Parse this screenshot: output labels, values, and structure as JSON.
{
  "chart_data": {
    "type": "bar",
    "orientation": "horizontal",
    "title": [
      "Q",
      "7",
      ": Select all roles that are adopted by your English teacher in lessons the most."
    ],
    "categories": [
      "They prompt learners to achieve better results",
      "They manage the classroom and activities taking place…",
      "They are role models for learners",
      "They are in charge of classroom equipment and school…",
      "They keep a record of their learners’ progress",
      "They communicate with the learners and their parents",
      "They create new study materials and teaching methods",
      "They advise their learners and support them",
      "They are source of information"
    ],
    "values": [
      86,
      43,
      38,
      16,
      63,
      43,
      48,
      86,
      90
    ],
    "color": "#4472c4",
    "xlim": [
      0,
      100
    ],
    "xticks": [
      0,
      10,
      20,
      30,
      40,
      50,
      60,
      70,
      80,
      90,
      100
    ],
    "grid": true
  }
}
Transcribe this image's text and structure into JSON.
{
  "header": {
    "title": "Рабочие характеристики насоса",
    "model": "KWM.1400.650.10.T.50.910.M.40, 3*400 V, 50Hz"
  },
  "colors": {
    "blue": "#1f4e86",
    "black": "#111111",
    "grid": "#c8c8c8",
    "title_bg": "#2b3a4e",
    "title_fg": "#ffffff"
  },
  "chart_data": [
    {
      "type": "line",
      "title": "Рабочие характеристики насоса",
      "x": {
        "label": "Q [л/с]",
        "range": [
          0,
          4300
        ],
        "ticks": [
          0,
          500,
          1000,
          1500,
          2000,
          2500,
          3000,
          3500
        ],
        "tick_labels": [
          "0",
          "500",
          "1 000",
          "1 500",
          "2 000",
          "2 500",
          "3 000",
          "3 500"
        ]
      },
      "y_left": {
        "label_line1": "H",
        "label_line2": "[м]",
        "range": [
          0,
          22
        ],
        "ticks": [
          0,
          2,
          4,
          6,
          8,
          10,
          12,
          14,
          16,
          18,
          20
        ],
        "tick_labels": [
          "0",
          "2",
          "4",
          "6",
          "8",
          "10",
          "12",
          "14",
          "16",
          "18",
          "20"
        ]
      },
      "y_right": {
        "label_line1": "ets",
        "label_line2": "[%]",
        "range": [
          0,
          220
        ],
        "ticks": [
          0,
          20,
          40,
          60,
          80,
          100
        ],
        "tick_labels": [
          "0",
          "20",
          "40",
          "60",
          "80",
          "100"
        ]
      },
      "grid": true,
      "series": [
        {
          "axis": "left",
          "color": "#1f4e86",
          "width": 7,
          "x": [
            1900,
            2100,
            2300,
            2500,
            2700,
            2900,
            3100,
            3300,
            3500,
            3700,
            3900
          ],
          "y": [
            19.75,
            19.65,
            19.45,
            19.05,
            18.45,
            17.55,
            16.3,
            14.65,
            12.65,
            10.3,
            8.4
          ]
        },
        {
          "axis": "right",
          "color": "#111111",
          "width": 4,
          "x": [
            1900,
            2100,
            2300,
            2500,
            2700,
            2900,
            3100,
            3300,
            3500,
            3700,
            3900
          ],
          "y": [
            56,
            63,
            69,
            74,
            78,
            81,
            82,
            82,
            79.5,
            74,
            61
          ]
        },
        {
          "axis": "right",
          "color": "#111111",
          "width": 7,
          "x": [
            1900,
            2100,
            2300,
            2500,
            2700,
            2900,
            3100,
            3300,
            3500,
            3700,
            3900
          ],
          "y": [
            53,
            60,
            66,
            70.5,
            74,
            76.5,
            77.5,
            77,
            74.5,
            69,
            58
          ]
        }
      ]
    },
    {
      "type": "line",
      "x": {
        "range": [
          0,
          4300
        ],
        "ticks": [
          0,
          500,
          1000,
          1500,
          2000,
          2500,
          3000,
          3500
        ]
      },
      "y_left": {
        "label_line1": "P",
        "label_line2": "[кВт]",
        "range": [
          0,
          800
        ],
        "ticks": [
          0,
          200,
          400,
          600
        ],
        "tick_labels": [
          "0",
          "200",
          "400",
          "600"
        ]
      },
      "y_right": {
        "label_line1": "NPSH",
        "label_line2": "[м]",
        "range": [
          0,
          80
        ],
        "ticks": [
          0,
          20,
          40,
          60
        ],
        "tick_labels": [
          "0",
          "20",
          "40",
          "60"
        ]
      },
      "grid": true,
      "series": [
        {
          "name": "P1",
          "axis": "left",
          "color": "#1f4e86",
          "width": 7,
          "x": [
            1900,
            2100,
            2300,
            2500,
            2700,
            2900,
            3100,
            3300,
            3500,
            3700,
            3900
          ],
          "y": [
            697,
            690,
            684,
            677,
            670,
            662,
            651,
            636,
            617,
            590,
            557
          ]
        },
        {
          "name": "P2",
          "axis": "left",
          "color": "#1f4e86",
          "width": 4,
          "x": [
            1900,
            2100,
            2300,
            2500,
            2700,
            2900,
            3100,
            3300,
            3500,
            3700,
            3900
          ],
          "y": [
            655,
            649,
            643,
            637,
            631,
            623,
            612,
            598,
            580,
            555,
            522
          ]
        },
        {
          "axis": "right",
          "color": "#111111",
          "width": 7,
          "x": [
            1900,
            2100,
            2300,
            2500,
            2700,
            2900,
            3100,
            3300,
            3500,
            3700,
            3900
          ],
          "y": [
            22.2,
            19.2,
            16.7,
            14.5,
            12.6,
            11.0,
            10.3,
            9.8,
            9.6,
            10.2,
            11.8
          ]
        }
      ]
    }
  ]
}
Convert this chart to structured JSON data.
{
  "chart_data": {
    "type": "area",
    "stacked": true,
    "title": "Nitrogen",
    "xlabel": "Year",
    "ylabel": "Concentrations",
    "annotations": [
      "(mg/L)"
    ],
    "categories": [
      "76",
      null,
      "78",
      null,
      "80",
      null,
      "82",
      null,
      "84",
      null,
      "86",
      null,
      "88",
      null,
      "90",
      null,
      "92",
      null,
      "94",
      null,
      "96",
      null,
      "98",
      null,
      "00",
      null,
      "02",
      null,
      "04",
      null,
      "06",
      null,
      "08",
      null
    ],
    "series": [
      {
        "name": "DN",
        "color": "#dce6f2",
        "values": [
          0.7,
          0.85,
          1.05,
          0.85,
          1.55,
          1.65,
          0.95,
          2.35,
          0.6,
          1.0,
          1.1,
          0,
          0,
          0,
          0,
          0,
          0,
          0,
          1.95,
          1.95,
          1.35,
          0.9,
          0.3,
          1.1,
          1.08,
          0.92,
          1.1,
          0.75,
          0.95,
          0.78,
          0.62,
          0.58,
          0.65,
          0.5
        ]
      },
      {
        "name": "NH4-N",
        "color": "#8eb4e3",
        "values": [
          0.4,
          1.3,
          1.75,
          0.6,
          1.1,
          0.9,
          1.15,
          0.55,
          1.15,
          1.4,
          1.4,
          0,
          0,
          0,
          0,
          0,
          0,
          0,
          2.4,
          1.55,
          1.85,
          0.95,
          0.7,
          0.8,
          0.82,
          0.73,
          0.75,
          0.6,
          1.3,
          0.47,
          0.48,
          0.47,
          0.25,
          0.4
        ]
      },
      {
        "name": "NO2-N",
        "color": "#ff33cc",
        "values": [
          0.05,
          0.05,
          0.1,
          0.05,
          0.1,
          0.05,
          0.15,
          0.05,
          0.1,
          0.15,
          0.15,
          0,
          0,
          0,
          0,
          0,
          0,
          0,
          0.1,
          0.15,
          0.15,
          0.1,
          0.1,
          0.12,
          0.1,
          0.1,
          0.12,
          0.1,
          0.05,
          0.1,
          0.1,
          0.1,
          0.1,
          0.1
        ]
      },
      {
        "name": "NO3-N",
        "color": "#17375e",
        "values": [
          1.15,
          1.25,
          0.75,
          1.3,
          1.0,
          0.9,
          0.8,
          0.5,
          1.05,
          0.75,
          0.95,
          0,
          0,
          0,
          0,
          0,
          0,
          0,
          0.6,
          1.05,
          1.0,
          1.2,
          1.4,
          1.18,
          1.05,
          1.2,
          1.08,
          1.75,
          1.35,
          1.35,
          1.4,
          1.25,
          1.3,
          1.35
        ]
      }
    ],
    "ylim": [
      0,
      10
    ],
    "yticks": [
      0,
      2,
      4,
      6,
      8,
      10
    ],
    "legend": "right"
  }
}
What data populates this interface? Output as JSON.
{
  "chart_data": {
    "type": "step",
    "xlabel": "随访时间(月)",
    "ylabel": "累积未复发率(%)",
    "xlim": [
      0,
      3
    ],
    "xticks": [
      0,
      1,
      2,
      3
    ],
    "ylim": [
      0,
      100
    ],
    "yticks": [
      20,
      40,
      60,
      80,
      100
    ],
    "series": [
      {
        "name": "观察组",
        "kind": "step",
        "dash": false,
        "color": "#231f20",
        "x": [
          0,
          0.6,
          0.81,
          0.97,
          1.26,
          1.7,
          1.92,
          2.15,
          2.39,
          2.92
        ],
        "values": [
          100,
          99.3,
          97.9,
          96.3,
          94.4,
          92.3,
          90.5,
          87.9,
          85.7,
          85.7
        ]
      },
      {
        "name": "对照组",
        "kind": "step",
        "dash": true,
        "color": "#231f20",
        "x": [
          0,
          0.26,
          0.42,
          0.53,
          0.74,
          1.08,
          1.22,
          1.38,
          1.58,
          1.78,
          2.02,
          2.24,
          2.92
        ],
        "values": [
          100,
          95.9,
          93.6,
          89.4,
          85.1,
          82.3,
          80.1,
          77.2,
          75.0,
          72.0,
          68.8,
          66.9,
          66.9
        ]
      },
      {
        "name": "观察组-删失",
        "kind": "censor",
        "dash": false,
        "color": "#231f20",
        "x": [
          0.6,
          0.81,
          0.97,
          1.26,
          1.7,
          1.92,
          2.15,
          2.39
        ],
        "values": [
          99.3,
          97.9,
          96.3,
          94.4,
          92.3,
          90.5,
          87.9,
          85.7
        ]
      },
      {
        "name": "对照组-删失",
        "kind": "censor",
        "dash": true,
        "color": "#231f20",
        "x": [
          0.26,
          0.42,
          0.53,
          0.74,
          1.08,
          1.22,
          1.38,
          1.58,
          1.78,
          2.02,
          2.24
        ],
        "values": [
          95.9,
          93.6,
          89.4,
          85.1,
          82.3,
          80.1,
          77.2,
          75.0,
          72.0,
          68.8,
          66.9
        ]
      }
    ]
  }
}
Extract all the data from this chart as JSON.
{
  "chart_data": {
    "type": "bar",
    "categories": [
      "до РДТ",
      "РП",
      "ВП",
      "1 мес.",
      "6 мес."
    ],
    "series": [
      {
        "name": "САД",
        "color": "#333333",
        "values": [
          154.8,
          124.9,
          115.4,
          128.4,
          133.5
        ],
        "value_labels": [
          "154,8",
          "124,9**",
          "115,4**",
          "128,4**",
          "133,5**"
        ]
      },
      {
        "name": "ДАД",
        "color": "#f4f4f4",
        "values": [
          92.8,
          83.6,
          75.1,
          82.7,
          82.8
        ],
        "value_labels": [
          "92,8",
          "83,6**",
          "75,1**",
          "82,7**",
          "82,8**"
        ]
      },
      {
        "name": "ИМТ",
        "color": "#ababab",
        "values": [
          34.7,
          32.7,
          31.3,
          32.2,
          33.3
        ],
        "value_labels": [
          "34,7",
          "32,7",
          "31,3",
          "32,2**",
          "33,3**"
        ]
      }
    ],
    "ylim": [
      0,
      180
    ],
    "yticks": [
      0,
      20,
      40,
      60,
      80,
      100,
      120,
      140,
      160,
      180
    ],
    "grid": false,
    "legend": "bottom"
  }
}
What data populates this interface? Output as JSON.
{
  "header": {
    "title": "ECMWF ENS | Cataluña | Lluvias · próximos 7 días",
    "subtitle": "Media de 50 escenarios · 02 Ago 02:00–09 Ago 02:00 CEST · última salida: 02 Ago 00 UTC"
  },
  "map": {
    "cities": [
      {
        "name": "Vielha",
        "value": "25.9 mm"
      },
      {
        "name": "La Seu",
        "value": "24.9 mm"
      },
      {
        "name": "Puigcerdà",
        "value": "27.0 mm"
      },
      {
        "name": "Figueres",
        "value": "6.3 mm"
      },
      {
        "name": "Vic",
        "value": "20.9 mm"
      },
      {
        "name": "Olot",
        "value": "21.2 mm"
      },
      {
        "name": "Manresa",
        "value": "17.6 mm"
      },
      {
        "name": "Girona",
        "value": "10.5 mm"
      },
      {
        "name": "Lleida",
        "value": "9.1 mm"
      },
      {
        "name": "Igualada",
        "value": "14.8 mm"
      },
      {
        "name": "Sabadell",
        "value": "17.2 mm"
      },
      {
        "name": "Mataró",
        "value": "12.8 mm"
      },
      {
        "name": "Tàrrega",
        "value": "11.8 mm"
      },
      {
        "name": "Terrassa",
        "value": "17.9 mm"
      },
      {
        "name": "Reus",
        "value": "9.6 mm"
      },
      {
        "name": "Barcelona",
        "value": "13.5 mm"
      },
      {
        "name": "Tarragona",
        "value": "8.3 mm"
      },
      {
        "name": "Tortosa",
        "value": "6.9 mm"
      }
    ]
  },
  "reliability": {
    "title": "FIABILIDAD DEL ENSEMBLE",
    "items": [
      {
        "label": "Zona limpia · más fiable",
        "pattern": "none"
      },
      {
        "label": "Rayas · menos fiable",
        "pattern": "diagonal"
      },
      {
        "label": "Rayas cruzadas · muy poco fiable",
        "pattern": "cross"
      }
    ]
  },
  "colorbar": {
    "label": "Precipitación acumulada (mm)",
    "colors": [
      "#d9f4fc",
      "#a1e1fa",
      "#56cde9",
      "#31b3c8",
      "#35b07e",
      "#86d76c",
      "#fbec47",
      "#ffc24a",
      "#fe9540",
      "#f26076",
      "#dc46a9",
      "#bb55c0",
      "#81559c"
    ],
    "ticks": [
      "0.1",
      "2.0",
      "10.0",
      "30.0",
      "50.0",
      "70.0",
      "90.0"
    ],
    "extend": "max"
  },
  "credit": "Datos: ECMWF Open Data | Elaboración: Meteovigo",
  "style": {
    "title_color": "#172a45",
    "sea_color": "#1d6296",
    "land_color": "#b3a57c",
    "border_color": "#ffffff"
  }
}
•••
*GIVEN INSTRUCTION*
Examine the records and pull out every line where the string "насоса" occurs.

*ANSWER TO THIS PROBLEM*
    "title": "Рабочие характеристики насоса",
      "title": "Рабочие характеристики насоса",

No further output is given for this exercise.